Print the entries verbatim, leaving out the images they contain.

(Stored items)
▬▬▬
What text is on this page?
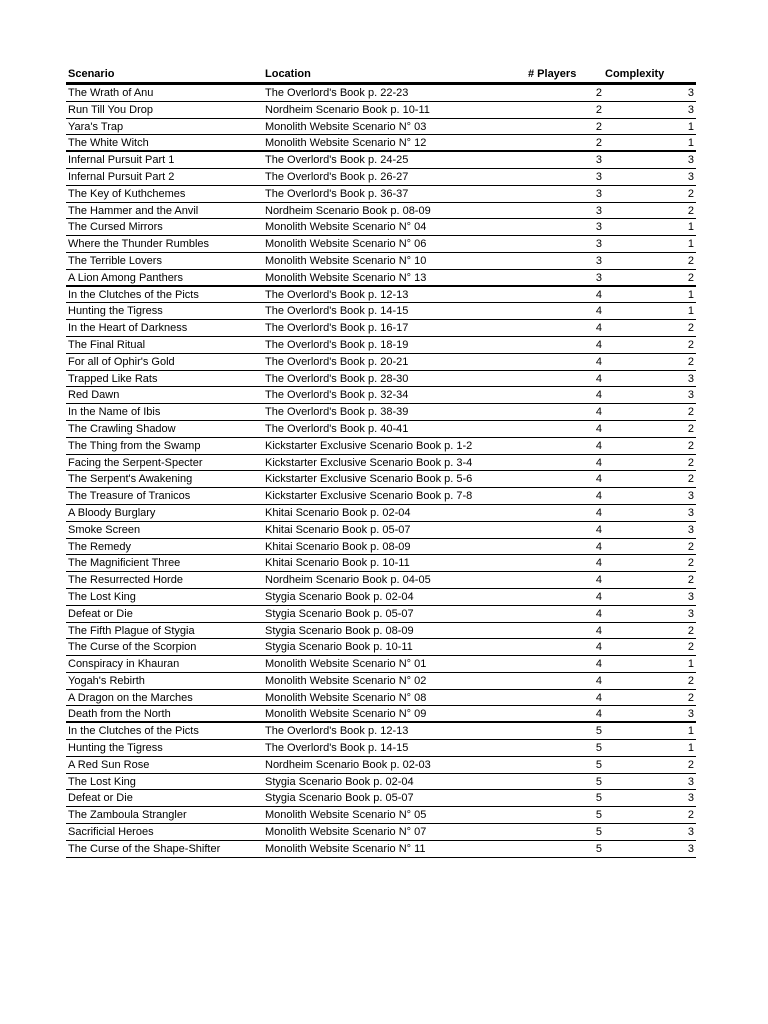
Scenario	Location	# Players	Complexity
The Wrath of Anu	The Overlord's Book p. 22-23	2	3
Run Till You Drop	Nordheim Scenario Book p. 10-11	2	3
Yara's Trap	Monolith Website Scenario N° 03	2	1
The White Witch	Monolith Website Scenario N° 12	2	1
Infernal Pursuit Part 1	The Overlord's Book p. 24-25	3	3
Infernal Pursuit Part 2	The Overlord's Book p. 26-27	3	3
The Key of Kuthchemes	The Overlord's Book p. 36-37	3	2
The Hammer and the Anvil	Nordheim Scenario Book p. 08-09	3	2
The Cursed Mirrors	Monolith Website Scenario N° 04	3	1
Where the Thunder Rumbles	Monolith Website Scenario N° 06	3	1
The Terrible Lovers	Monolith Website Scenario N° 10	3	2
A Lion Among Panthers	Monolith Website Scenario N° 13	3	2
In the Clutches of the Picts	The Overlord's Book p. 12-13	4	1
Hunting the Tigress	The Overlord's Book p. 14-15	4	1
In the Heart of Darkness	The Overlord's Book p. 16-17	4	2
The Final Ritual	The Overlord's Book p. 18-19	4	2
For all of Ophir's Gold	The Overlord's Book p. 20-21	4	2
Trapped Like Rats	The Overlord's Book p. 28-30	4	3
Red Dawn	The Overlord's Book p. 32-34	4	3
In the Name of Ibis	The Overlord's Book p. 38-39	4	2
The Crawling Shadow	The Overlord's Book p. 40-41	4	2
The Thing from the Swamp	Kickstarter Exclusive Scenario Book p. 1-2	4	2
Facing the Serpent-Specter	Kickstarter Exclusive Scenario Book p. 3-4	4	2
The Serpent's Awakening	Kickstarter Exclusive Scenario Book p. 5-6	4	2
The Treasure of Tranicos	Kickstarter Exclusive Scenario Book p. 7-8	4	3
A Bloody Burglary	Khitai Scenario Book p. 02-04	4	3
Smoke Screen	Khitai Scenario Book p. 05-07	4	3
The Remedy	Khitai Scenario Book p. 08-09	4	2
The Magnificient Three	Khitai Scenario Book p. 10-11	4	2
The Resurrected Horde	Nordheim Scenario Book p. 04-05	4	2
The Lost King	Stygia Scenario Book p. 02-04	4	3
Defeat or Die	Stygia Scenario Book p. 05-07	4	3
The Fifth Plague of Stygia	Stygia Scenario Book p. 08-09	4	2
The Curse of the Scorpion	Stygia Scenario Book p. 10-11	4	2
Conspiracy in Khauran	Monolith Website Scenario N° 01	4	1
Yogah's Rebirth	Monolith Website Scenario N° 02	4	2
A Dragon on the Marches	Monolith Website Scenario N° 08	4	2
Death from the North	Monolith Website Scenario N° 09	4	3
In the Clutches of the Picts	The Overlord's Book p. 12-13	5	1
Hunting the Tigress	The Overlord's Book p. 14-15	5	1
A Red Sun Rose	Nordheim Scenario Book p. 02-03	5	2
The Lost King	Stygia Scenario Book p. 02-04	5	3
Defeat or Die	Stygia Scenario Book p. 05-07	5	3
The Zamboula Strangler	Monolith Website Scenario N° 05	5	2
Sacrificial Heroes	Monolith Website Scenario N° 07	5	3
The Curse of the Shape-Shifter	Monolith Website Scenario N° 11	5	3
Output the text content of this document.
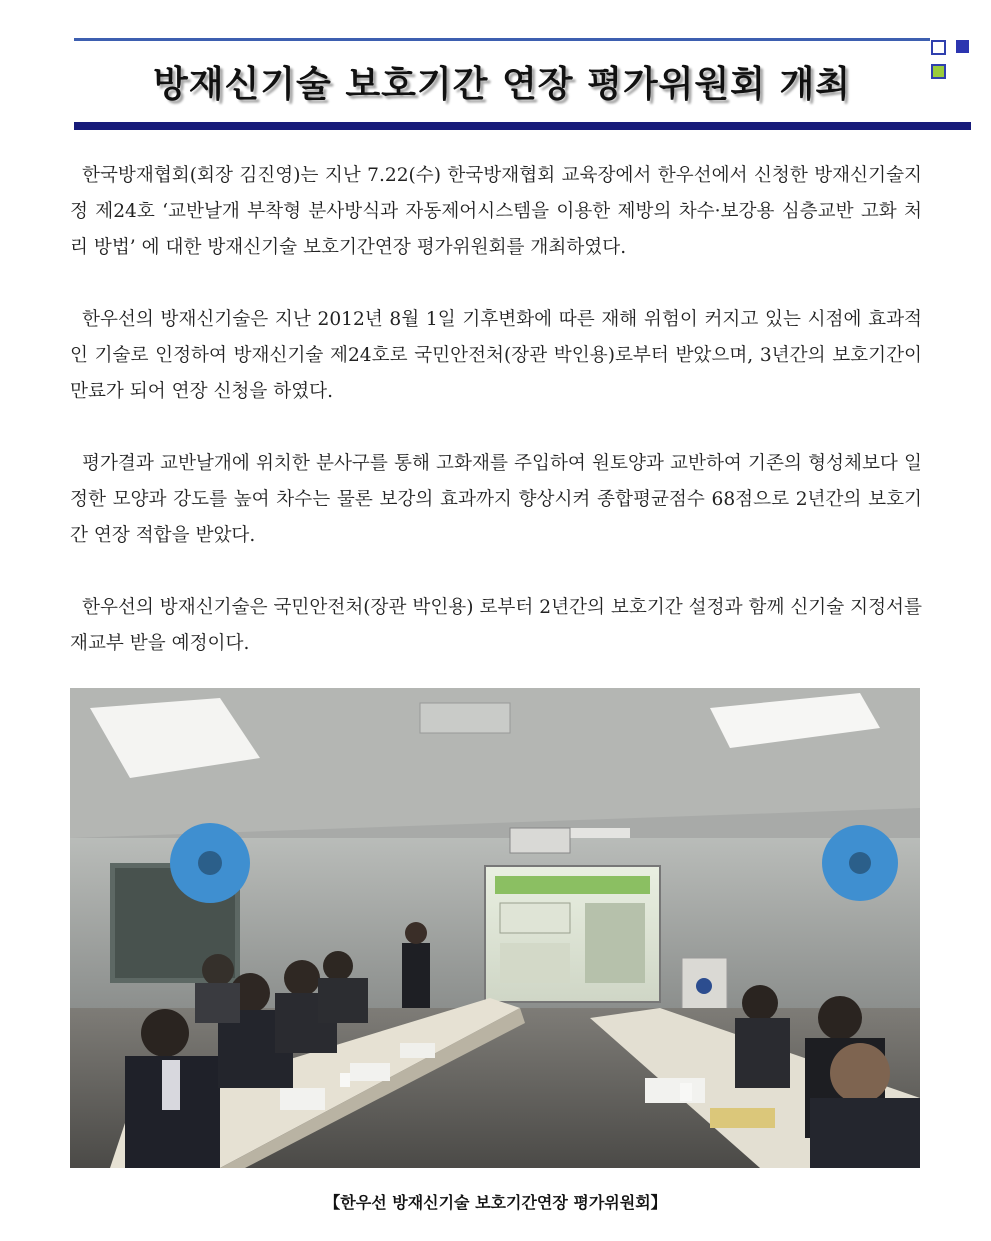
방재신기술 보호기간 연장 평가위원회 개최

한국방재협회(회장 김진영)는 지난 7.22(수) 한국방재협회 교육장에서 한우선에서 신청한 방재신기술지정 제24호 ‘교반날개 부착형 분사방식과 자동제어시스템을 이용한 제방의 차수·보강용 심층교반 고화 처리 방법’ 에 대한 방재신기술 보호기간연장 평가위원회를 개최하였다.

한우선의 방재신기술은 지난 2012년 8월 1일 기후변화에 따른 재해 위험이 커지고 있는 시점에 효과적인 기술로 인정하여 방재신기술 제24호로 국민안전처(장관 박인용)로부터 받았으며, 3년간의 보호기간이 만료가 되어 연장 신청을 하였다.

평가결과 교반날개에 위치한 분사구를 통해 고화재를 주입하여 원토양과 교반하여 기존의 형성체보다 일정한 모양과 강도를 높여 차수는 물론 보강의 효과까지 향상시켜 종합평균점수 68점으로 2년간의 보호기간 연장 적합을 받았다.

한우선의 방재신기술은 국민안전처(장관 박인용) 로부터 2년간의 보호기간 설정과 함께 신기술 지정서를 재교부 받을 예정이다.

【한우선 방재신기술 보호기간연장 평가위원회】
▬▬▬
## EXERCISE RESPONSE
What text is on this page?
Scenario	Location	# Players	Complexity
The Wrath of Anu	The Overlord's Book p. 22-23	2	3
Run Till You Drop	Nordheim Scenario Book p. 10-11	2	3
Yara's Trap	Monolith Website Scenario N° 03	2	1
The White Witch	Monolith Website Scenario N° 12	2	1
Infernal Pursuit Part 1	The Overlord's Book p. 24-25	3	3
Infernal Pursuit Part 2	The Overlord's Book p. 26-27	3	3
The Key of Kuthchemes	The Overlord's Book p. 36-37	3	2
The Hammer and the Anvil	Nordheim Scenario Book p. 08-09	3	2
The Cursed Mirrors	Monolith Website Scenario N° 04	3	1
Where the Thunder Rumbles	Monolith Website Scenario N° 06	3	1
The Terrible Lovers	Monolith Website Scenario N° 10	3	2
A Lion Among Panthers	Monolith Website Scenario N° 13	3	2
In the Clutches of the Picts	The Overlord's Book p. 12-13	4	1
Hunting the Tigress	The Overlord's Book p. 14-15	4	1
In the Heart of Darkness	The Overlord's Book p. 16-17	4	2
The Final Ritual	The Overlord's Book p. 18-19	4	2
For all of Ophir's Gold	The Overlord's Book p. 20-21	4	2
Trapped Like Rats	The Overlord's Book p. 28-30	4	3
Red Dawn	The Overlord's Book p. 32-34	4	3
In the Name of Ibis	The Overlord's Book p. 38-39	4	2
The Crawling Shadow	The Overlord's Book p. 40-41	4	2
The Thing from the Swamp	Kickstarter Exclusive Scenario Book p. 1-2	4	2
Facing the Serpent-Specter	Kickstarter Exclusive Scenario Book p. 3-4	4	2
The Serpent's Awakening	Kickstarter Exclusive Scenario Book p. 5-6	4	2
The Treasure of Tranicos	Kickstarter Exclusive Scenario Book p. 7-8	4	3
A Bloody Burglary	Khitai Scenario Book p. 02-04	4	3
Smoke Screen	Khitai Scenario Book p. 05-07	4	3
The Remedy	Khitai Scenario Book p. 08-09	4	2
The Magnificient Three	Khitai Scenario Book p. 10-11	4	2
The Resurrected Horde	Nordheim Scenario Book p. 04-05	4	2
The Lost King	Stygia Scenario Book p. 02-04	4	3
Defeat or Die	Stygia Scenario Book p. 05-07	4	3
The Fifth Plague of Stygia	Stygia Scenario Book p. 08-09	4	2
The Curse of the Scorpion	Stygia Scenario Book p. 10-11	4	2
Conspiracy in Khauran	Monolith Website Scenario N° 01	4	1
Yogah's Rebirth	Monolith Website Scenario N° 02	4	2
A Dragon on the Marches	Monolith Website Scenario N° 08	4	2
Death from the North	Monolith Website Scenario N° 09	4	3
In the Clutches of the Picts	The Overlord's Book p. 12-13	5	1
Hunting the Tigress	The Overlord's Book p. 14-15	5	1
A Red Sun Rose	Nordheim Scenario Book p. 02-03	5	2
The Lost King	Stygia Scenario Book p. 02-04	5	3
Defeat or Die	Stygia Scenario Book p. 05-07	5	3
The Zamboula Strangler	Monolith Website Scenario N° 05	5	2
Sacrificial Heroes	Monolith Website Scenario N° 07	5	3
The Curse of the Shape-Shifter	Monolith Website Scenario N° 11	5	3
Output the text content of this document.
방재신기술 보호기간 연장 평가위원회 개최

한국방재협회(회장 김진영)는 지난 7.22(수) 한국방재협회 교육장에서 한우선에서 신청한 방재신기술지정 제24호 ‘교반날개 부착형 분사방식과 자동제어시스템을 이용한 제방의 차수·보강용 심층교반 고화 처리 방법’ 에 대한 방재신기술 보호기간연장 평가위원회를 개최하였다.

한우선의 방재신기술은 지난 2012년 8월 1일 기후변화에 따른 재해 위험이 커지고 있는 시점에 효과적인 기술로 인정하여 방재신기술 제24호로 국민안전처(장관 박인용)로부터 받았으며, 3년간의 보호기간이 만료가 되어 연장 신청을 하였다.

평가결과 교반날개에 위치한 분사구를 통해 고화재를 주입하여 원토양과 교반하여 기존의 형성체보다 일정한 모양과 강도를 높여 차수는 물론 보강의 효과까지 향상시켜 종합평균점수 68점으로 2년간의 보호기간 연장 적합을 받았다.

한우선의 방재신기술은 국민안전처(장관 박인용) 로부터 2년간의 보호기간 설정과 함께 신기술 지정서를 재교부 받을 예정이다.

【한우선 방재신기술 보호기간연장 평가위원회】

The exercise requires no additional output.